EXERCISE PROMPT: Go through the data below and return each line containing the word "this".

---------- LISTED RECORDS

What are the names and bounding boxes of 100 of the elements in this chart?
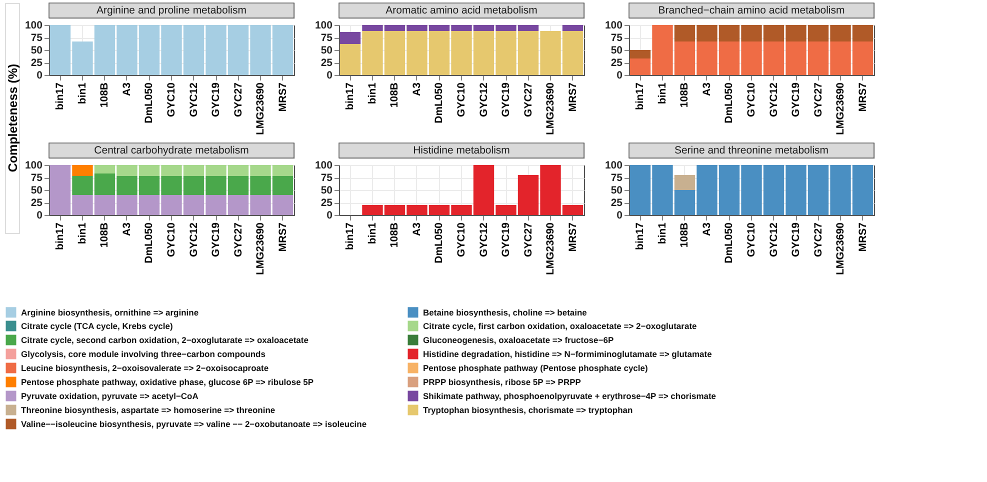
x-tick-label: 108B bbox=[98, 222, 111, 248]
x-tick-label: bin17 bbox=[344, 82, 356, 110]
x-tick-label: bin1 bbox=[366, 82, 378, 104]
x-tick-label: A3 bbox=[410, 82, 423, 96]
legend-label: Gluconeogenesis, oxaloacetate => fructose−6P bbox=[423, 335, 614, 345]
x-tick-label: A3 bbox=[700, 222, 713, 236]
y-tick-label: 25 bbox=[610, 57, 623, 69]
bar bbox=[630, 50, 651, 58]
legend-label: Pentose phosphate pathway (Pentose phosphate cycle) bbox=[423, 363, 648, 373]
x-tick-label: LMG23690 bbox=[254, 222, 267, 276]
x-tick-label: DmL050 bbox=[723, 222, 736, 264]
x-tick-label: GYC27 bbox=[522, 82, 534, 117]
legend-label: Citrate cycle, first carbon oxidation, oxaloacetate => 2−oxoglutarate bbox=[423, 321, 698, 331]
x-tick-label: GYC12 bbox=[478, 82, 490, 117]
y-tick-label: 100 bbox=[604, 20, 623, 32]
chart-title: Histidine metabolism bbox=[413, 144, 510, 156]
x-tick-label: GYC12 bbox=[768, 222, 780, 257]
legend-label: PRPP biosynthesis, ribose 5P => PRPP bbox=[423, 377, 582, 387]
x-tick-label: LMG23690 bbox=[834, 222, 847, 276]
x-tick-label: DmL050 bbox=[433, 82, 446, 124]
y-tick-label: 25 bbox=[30, 197, 43, 209]
x-tick-label: GYC27 bbox=[232, 222, 244, 257]
chart-title: Arginine and proline metabolism bbox=[96, 4, 247, 16]
x-tick-label: 108B bbox=[98, 82, 111, 108]
y-tick-label: 25 bbox=[30, 57, 43, 69]
x-tick-label: bin1 bbox=[76, 222, 88, 244]
x-tick-label: GYC10 bbox=[166, 82, 178, 117]
x-tick-label: bin1 bbox=[366, 222, 378, 244]
legend-label: Leucine biosynthesis, 2−oxoisovalerate => 2−oxoisocaproate bbox=[21, 363, 269, 373]
legend-label: Pentose phosphate pathway, oxidative phase, glucose 6P => ribulose 5P bbox=[21, 377, 314, 387]
x-tick-label: LMG23690 bbox=[834, 82, 847, 136]
y-tick-label: 75 bbox=[30, 32, 43, 44]
legend-label: Glycolysis, core module involving three−carbon compounds bbox=[21, 349, 266, 359]
y-tick-label: 25 bbox=[320, 57, 333, 69]
x-tick-label: bin17 bbox=[634, 82, 646, 110]
bar bbox=[72, 165, 93, 176]
x-tick-label: LMG23690 bbox=[544, 82, 557, 136]
x-tick-label: A3 bbox=[120, 222, 133, 236]
x-tick-label: bin17 bbox=[634, 222, 646, 250]
x-tick-label: GYC19 bbox=[210, 222, 222, 257]
legend-label: Arginine biosynthesis, ornithine => arginine bbox=[21, 307, 199, 318]
x-tick-label: GYC19 bbox=[500, 82, 512, 117]
y-tick-label: 50 bbox=[30, 44, 43, 56]
x-tick-label: GYC19 bbox=[790, 222, 802, 257]
x-tick-label: GYC19 bbox=[790, 82, 802, 117]
chart-title: Branched−chain amino acid metabolism bbox=[658, 4, 845, 16]
y-tick-label: 0 bbox=[616, 70, 623, 82]
x-tick-label: 108B bbox=[678, 82, 691, 108]
x-tick-label: bin1 bbox=[656, 82, 668, 104]
x-tick-label: DmL050 bbox=[433, 222, 446, 264]
y-tick-label: 50 bbox=[610, 44, 623, 56]
x-tick-label: GYC10 bbox=[456, 82, 468, 117]
legend-label: Betaine biosynthesis, choline => betaine bbox=[423, 307, 588, 318]
y-tick-label: 50 bbox=[320, 44, 333, 56]
y-tick-label: 100 bbox=[314, 160, 333, 172]
x-tick-label: MRS7 bbox=[856, 82, 869, 112]
x-tick-label: DmL050 bbox=[143, 82, 156, 124]
x-tick-label: GYC12 bbox=[188, 82, 200, 117]
x-tick-label: bin1 bbox=[76, 82, 88, 104]
x-tick-label: 108B bbox=[388, 222, 401, 248]
y-tick-label: 100 bbox=[604, 160, 623, 172]
x-tick-label: LMG23690 bbox=[254, 82, 267, 136]
y-tick-label: 75 bbox=[320, 32, 333, 44]
chart-title: Serine and threonine metabolism bbox=[674, 144, 829, 156]
y-tick-label: 50 bbox=[320, 184, 333, 196]
x-tick-label: GYC19 bbox=[210, 82, 222, 117]
x-tick-label: GYC10 bbox=[746, 222, 758, 257]
legend-label: Citrate cycle, second carbon oxidation, 2−oxoglutarate => oxaloacetate bbox=[21, 335, 309, 345]
x-tick-label: GYC27 bbox=[232, 82, 244, 117]
legend-label: Shikimate pathway, phosphoenolpyruvate + erythrose−4P => chorismate bbox=[423, 391, 716, 401]
chart-title: Aromatic amino acid metabolism bbox=[386, 4, 538, 16]
x-tick-label: LMG23690 bbox=[544, 222, 557, 276]
legend-label: Valine−−isoleucine biosynthesis, pyruvate => valine −− 2−oxobutanoate => isoleucine bbox=[21, 419, 367, 429]
y-tick-label: 75 bbox=[610, 172, 623, 184]
x-tick-label: GYC12 bbox=[478, 222, 490, 257]
y-tick-label: 25 bbox=[320, 197, 333, 209]
x-tick-label: GYC12 bbox=[768, 82, 780, 117]
x-tick-label: GYC10 bbox=[166, 222, 178, 257]
y-tick-label: 75 bbox=[320, 172, 333, 184]
y-tick-label: 100 bbox=[24, 20, 43, 32]
y-tick-label: 0 bbox=[616, 210, 623, 222]
legend-label: Pyruvate oxidation, pyruvate => acetyl−CoA bbox=[21, 391, 198, 401]
x-tick-label: MRS7 bbox=[276, 222, 289, 252]
y-axis-title: Completeness (%) bbox=[6, 64, 20, 172]
x-tick-label: GYC27 bbox=[812, 222, 824, 257]
x-tick-label: A3 bbox=[120, 82, 133, 96]
legend-label: Citrate cycle (TCA cycle, Krebs cycle) bbox=[21, 321, 173, 331]
x-tick-label: bin1 bbox=[656, 222, 668, 244]
x-tick-label: bin17 bbox=[54, 82, 66, 110]
y-tick-label: 25 bbox=[610, 197, 623, 209]
y-tick-label: 75 bbox=[610, 32, 623, 44]
y-tick-label: 0 bbox=[36, 210, 43, 222]
bar bbox=[340, 32, 361, 44]
x-tick-label: GYC27 bbox=[522, 222, 534, 257]
x-tick-label: GYC10 bbox=[456, 222, 468, 257]
x-tick-label: 108B bbox=[678, 222, 691, 248]
x-tick-label: A3 bbox=[410, 222, 423, 236]
y-tick-label: 50 bbox=[610, 184, 623, 196]
y-tick-label: 0 bbox=[326, 210, 333, 222]
y-tick-label: 75 bbox=[30, 172, 43, 184]
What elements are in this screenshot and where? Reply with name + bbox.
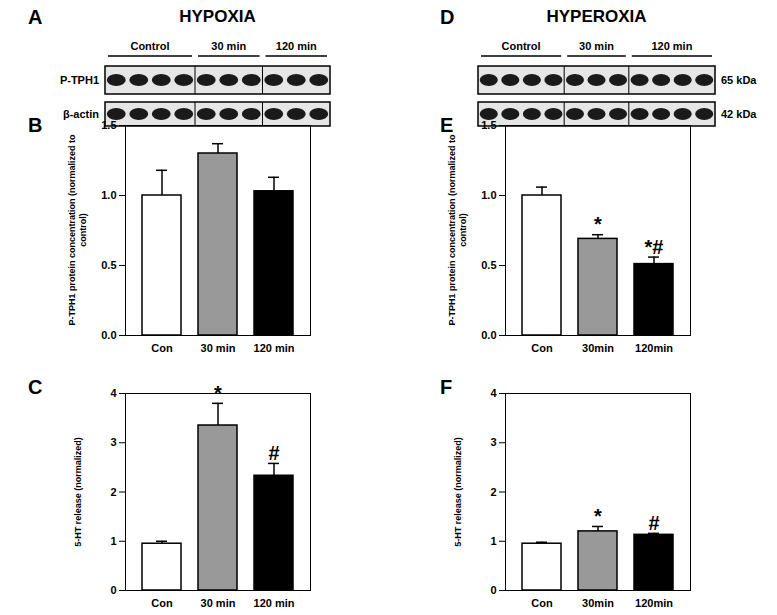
svg-text:4: 4: [490, 387, 497, 399]
html-text:A: A: [28, 6, 43, 28]
svg-text:#: #: [648, 512, 659, 534]
svg-text:*: *: [594, 213, 602, 235]
svg-text:Control: Control: [502, 40, 541, 52]
svg-text:1.0: 1.0: [101, 189, 116, 201]
svg-text:*: *: [214, 382, 222, 404]
svg-text:30 min: 30 min: [201, 597, 236, 609]
svg-text:30min: 30min: [582, 597, 614, 609]
svg-text:30 min: 30 min: [579, 40, 614, 52]
html-text:F: F: [440, 376, 453, 398]
svg-text:Con: Con: [151, 597, 173, 609]
svg-text:120 min: 120 min: [254, 342, 295, 354]
svg-text:1: 1: [490, 535, 496, 547]
svg-text:2: 2: [110, 486, 116, 498]
svg-text:0: 0: [490, 584, 496, 596]
svg-text:30 min: 30 min: [201, 342, 236, 354]
svg-text:3: 3: [490, 436, 496, 448]
svg-text:42 kDa: 42 kDa: [721, 108, 757, 120]
html-text:E: E: [440, 114, 454, 136]
svg-text:*: *: [594, 505, 602, 527]
svg-text:HYPEROXIA: HYPEROXIA: [546, 7, 646, 26]
svg-text:1: 1: [110, 535, 116, 547]
svg-text:0.5: 0.5: [101, 259, 116, 271]
svg-text:120 min: 120 min: [276, 40, 317, 52]
svg-text:1.5: 1.5: [481, 119, 496, 131]
svg-text:4: 4: [110, 387, 117, 399]
html-text:5-HT release (normalized): 5-HT release (normalized): [72, 436, 83, 547]
svg-text:120min: 120min: [635, 342, 673, 354]
svg-text:1.5: 1.5: [101, 119, 116, 131]
html-text:P-TPH1 protein concentration (: P-TPH1 protein concentration (normalized…: [67, 134, 88, 326]
html-text:C: C: [28, 376, 43, 398]
svg-text:2: 2: [490, 486, 496, 498]
svg-text:0.5: 0.5: [481, 259, 496, 271]
svg-text:*#: *#: [645, 236, 664, 258]
html-text:5-HT release (normalized): 5-HT release (normalized): [452, 436, 463, 547]
svg-text:0: 0: [110, 584, 116, 596]
svg-text:1.0: 1.0: [481, 189, 496, 201]
svg-text:#: #: [268, 442, 279, 464]
html-text:D: D: [440, 6, 455, 28]
svg-text:30 min: 30 min: [211, 40, 246, 52]
svg-text:Control: Control: [130, 40, 169, 52]
svg-text:3: 3: [110, 436, 116, 448]
svg-text:65 kDa: 65 kDa: [721, 74, 757, 86]
svg-text:0.0: 0.0: [481, 329, 496, 341]
svg-text:120min: 120min: [635, 597, 673, 609]
html-text:P-TPH1 protein concentration (: P-TPH1 protein concentration (normalized…: [447, 134, 468, 326]
svg-text:Con: Con: [531, 597, 553, 609]
svg-text:Con: Con: [531, 342, 553, 354]
svg-text:Con: Con: [151, 342, 173, 354]
svg-text:P-TPH1: P-TPH1: [60, 74, 99, 86]
svg-text:30min: 30min: [582, 342, 614, 354]
svg-text:HYPOXIA: HYPOXIA: [179, 7, 256, 26]
svg-text:120 min: 120 min: [254, 597, 295, 609]
svg-text:0.0: 0.0: [101, 329, 116, 341]
svg-text:120 min: 120 min: [651, 40, 692, 52]
svg-text:β-actin: β-actin: [63, 108, 99, 120]
html-text:B: B: [28, 114, 43, 136]
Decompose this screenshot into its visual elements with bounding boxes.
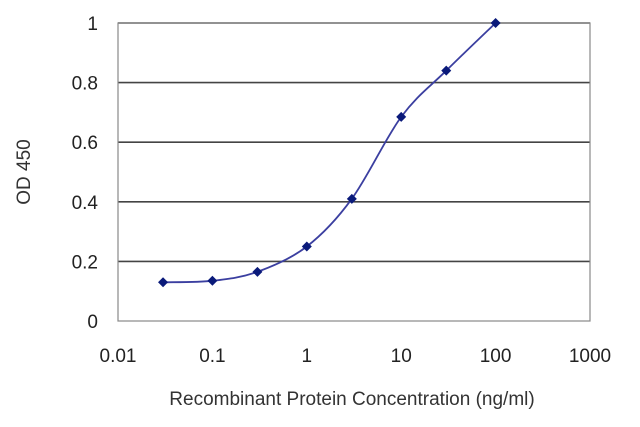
data-point xyxy=(490,18,501,28)
data-point xyxy=(396,111,407,122)
y-axis-tick-labels: 0 0.2 0.4 0.6 0.8 1 xyxy=(72,14,99,333)
data-point xyxy=(301,241,312,252)
series-layer xyxy=(162,22,497,284)
x-tick-label: 1 xyxy=(302,346,313,367)
x-tick-label: 100 xyxy=(480,346,512,367)
data-point xyxy=(346,193,357,204)
plot-area-border xyxy=(117,22,591,322)
y-tick-label: 0.2 xyxy=(72,252,98,273)
data-point xyxy=(158,277,169,288)
x-tick-label: 0.1 xyxy=(199,346,225,367)
y-tick-label: 0.8 xyxy=(72,74,98,95)
x-tick-label: 10 xyxy=(391,346,412,367)
x-axis-tick-labels: 0.01 0.1 1 10 100 1000 xyxy=(100,346,612,367)
y-tick-label: 0 xyxy=(87,312,98,333)
x-axis-title: Recombinant Protein Concentration (ng/ml… xyxy=(169,389,534,410)
data-point xyxy=(252,266,263,277)
data-point xyxy=(441,65,452,76)
y-axis-title: OD 450 xyxy=(14,139,35,204)
grid-lines xyxy=(118,22,590,263)
x-tick-label: 1000 xyxy=(569,346,611,367)
data-point xyxy=(207,275,218,286)
y-tick-label: 0.4 xyxy=(72,193,99,214)
y-tick-label: 0.6 xyxy=(72,133,98,154)
series-line xyxy=(162,22,497,284)
data-points xyxy=(158,18,501,288)
y-tick-label: 1 xyxy=(87,14,98,35)
x-tick-label: 0.01 xyxy=(100,346,137,367)
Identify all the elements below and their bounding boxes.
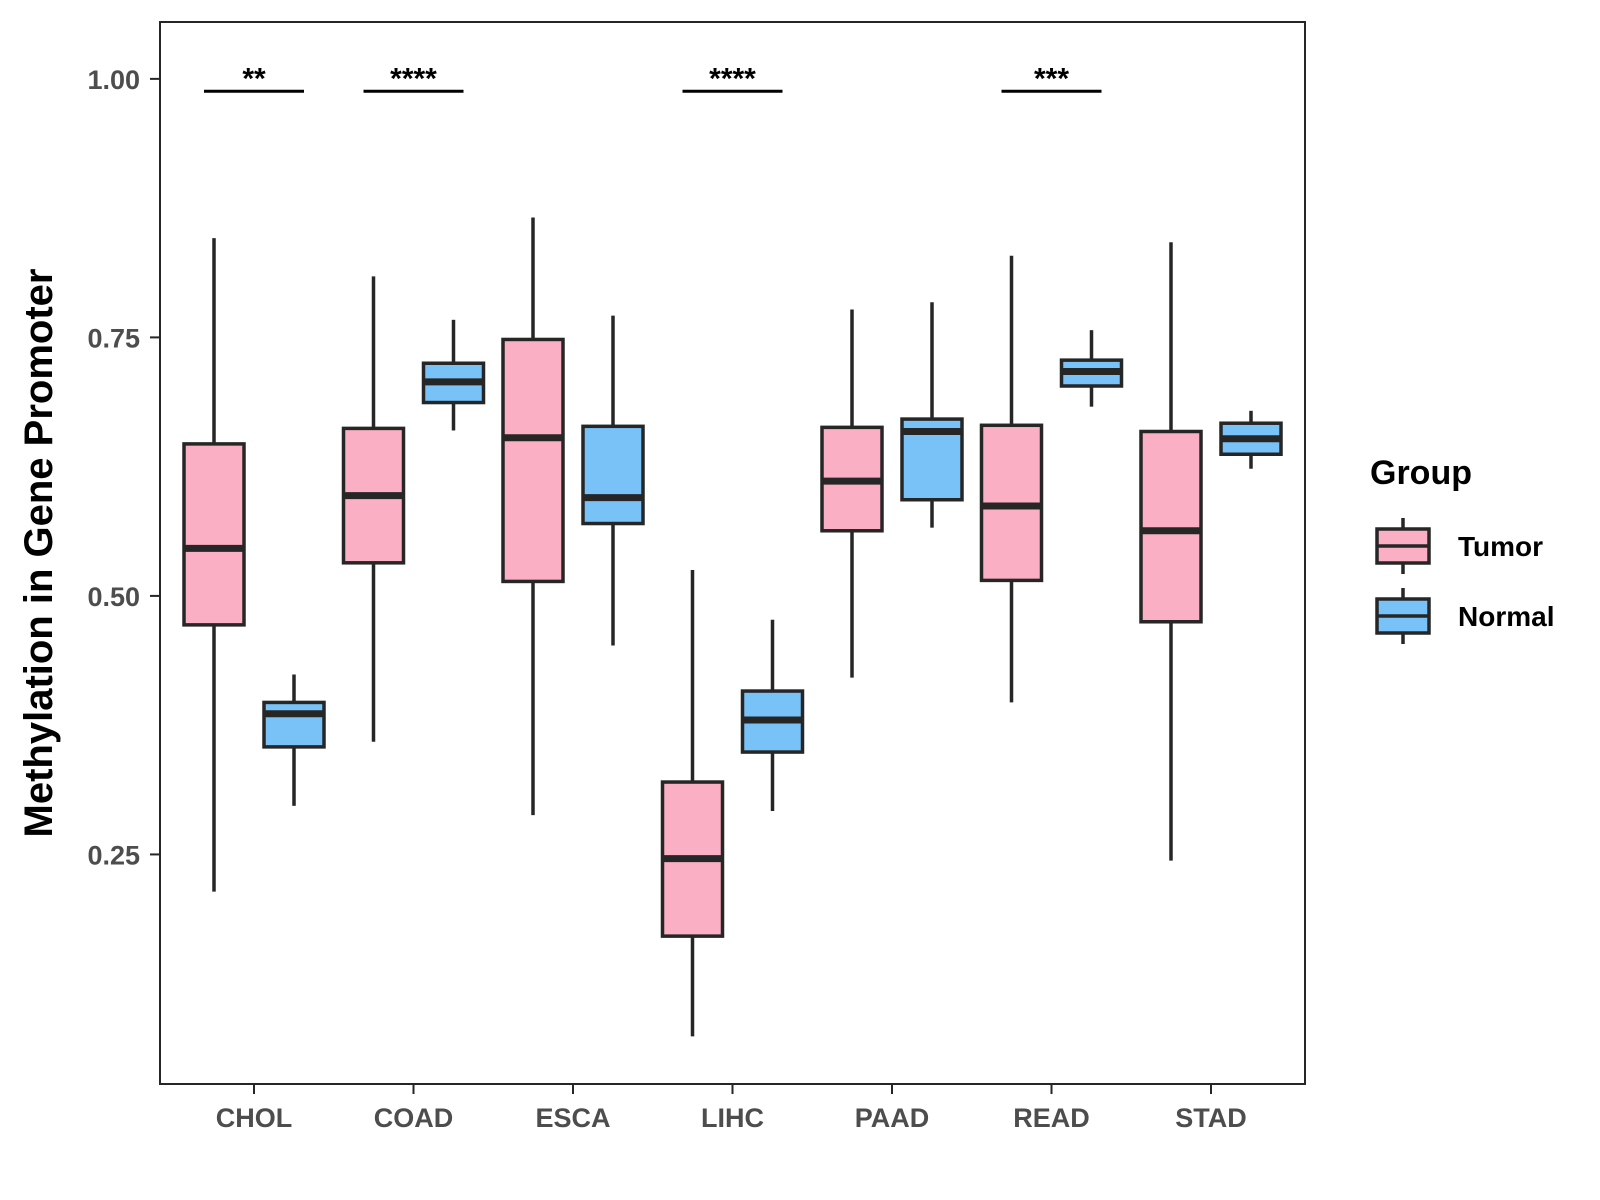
plot-area: ** **** **** *** — [182, 62, 1283, 1037]
box-normal-chol — [262, 674, 326, 806]
y-tick-label: 0.50 — [87, 582, 140, 612]
legend-title: Group — [1370, 454, 1472, 492]
x-tick-label: COAD — [374, 1103, 454, 1133]
legend-item-tumor: Tumor — [1375, 518, 1543, 574]
legend-label-normal: Normal — [1458, 601, 1554, 632]
box-normal-paad — [900, 302, 964, 528]
y-tick-label: 0.75 — [87, 323, 140, 353]
legend-item-normal: Normal — [1375, 588, 1554, 644]
box-tumor-stad — [1139, 242, 1203, 861]
x-tick-label: LIHC — [701, 1103, 764, 1133]
significance-label-read: *** — [1034, 62, 1069, 95]
significance-label-lihc: **** — [709, 62, 756, 95]
box-normal-coad — [421, 319, 486, 431]
box-tumor-esca — [501, 217, 565, 816]
legend: Group Tumor Normal — [1370, 454, 1554, 644]
box-tumor-read — [979, 255, 1044, 703]
x-tick-label: CHOL — [216, 1103, 293, 1133]
box-normal-stad — [1219, 410, 1283, 469]
x-tick-label: READ — [1013, 1103, 1090, 1133]
significance-label-coad: **** — [390, 62, 437, 95]
box-normal-esca — [581, 315, 645, 646]
box-tumor-paad — [820, 309, 884, 678]
significance-label-chol: ** — [242, 62, 266, 95]
box-body-tumor-chol — [182, 442, 246, 627]
box-tumor-chol — [182, 238, 246, 892]
box-body-tumor-stad — [1139, 429, 1203, 624]
y-tick-label: 1.00 — [87, 65, 140, 95]
box-body-normal-esca — [581, 424, 645, 526]
box-normal-read — [1059, 330, 1124, 407]
x-tick-label: ESCA — [535, 1103, 610, 1133]
box-tumor-coad — [341, 276, 406, 742]
box-body-normal-chol — [262, 700, 326, 749]
legend-label-tumor: Tumor — [1458, 531, 1543, 562]
axes: 0.25 0.50 0.75 1.00 CHOL COAD ESCA LIHC PAAD READ… — [87, 65, 1246, 1133]
box-tumor-lihc — [660, 570, 725, 1037]
y-axis-title: Methylation in Gene Promoter — [17, 269, 61, 838]
x-tick-label: PAAD — [855, 1103, 930, 1133]
x-tick-label: STAD — [1175, 1103, 1247, 1133]
y-tick-label: 0.25 — [87, 840, 140, 870]
box-normal-lihc — [740, 619, 805, 812]
box-body-tumor-esca — [501, 337, 565, 584]
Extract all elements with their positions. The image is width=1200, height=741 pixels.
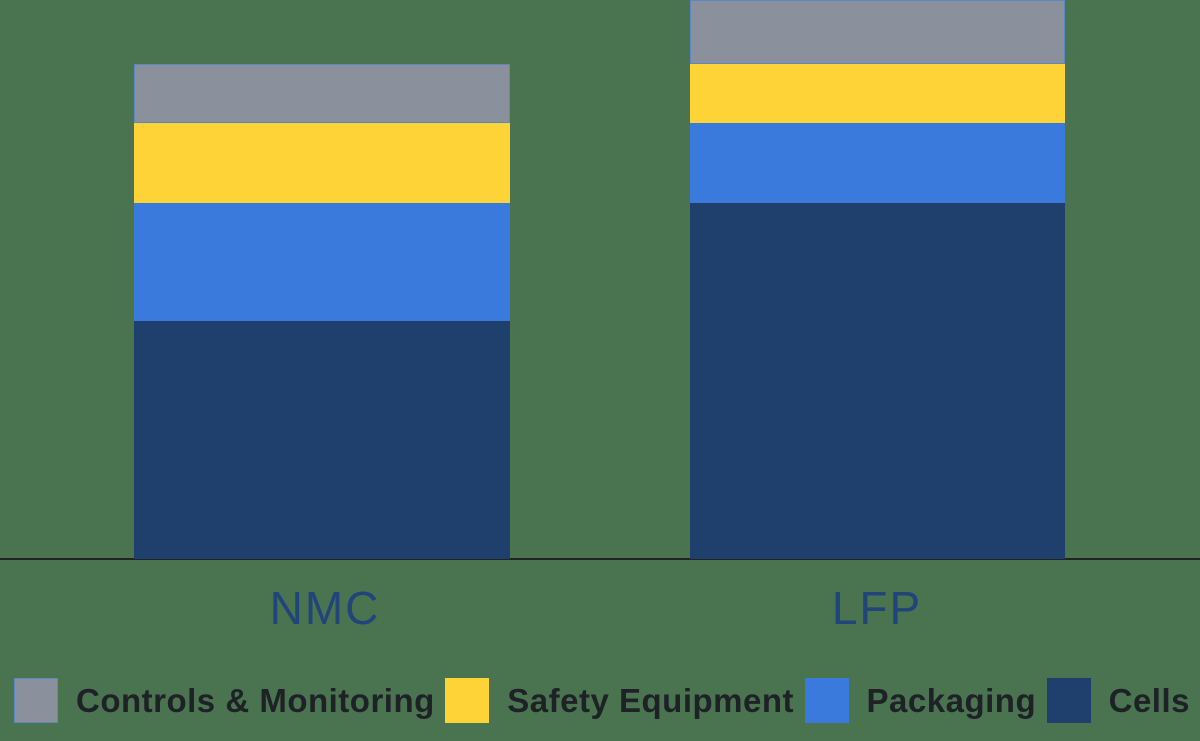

--------------------

YOUR SOLUTION:
What are the names and bounding boxes of 100 of the elements in this chart?
What elements are in this screenshot and where? Reply with name + bbox.
Decompose this screenshot into its visual elements with bounding boxes.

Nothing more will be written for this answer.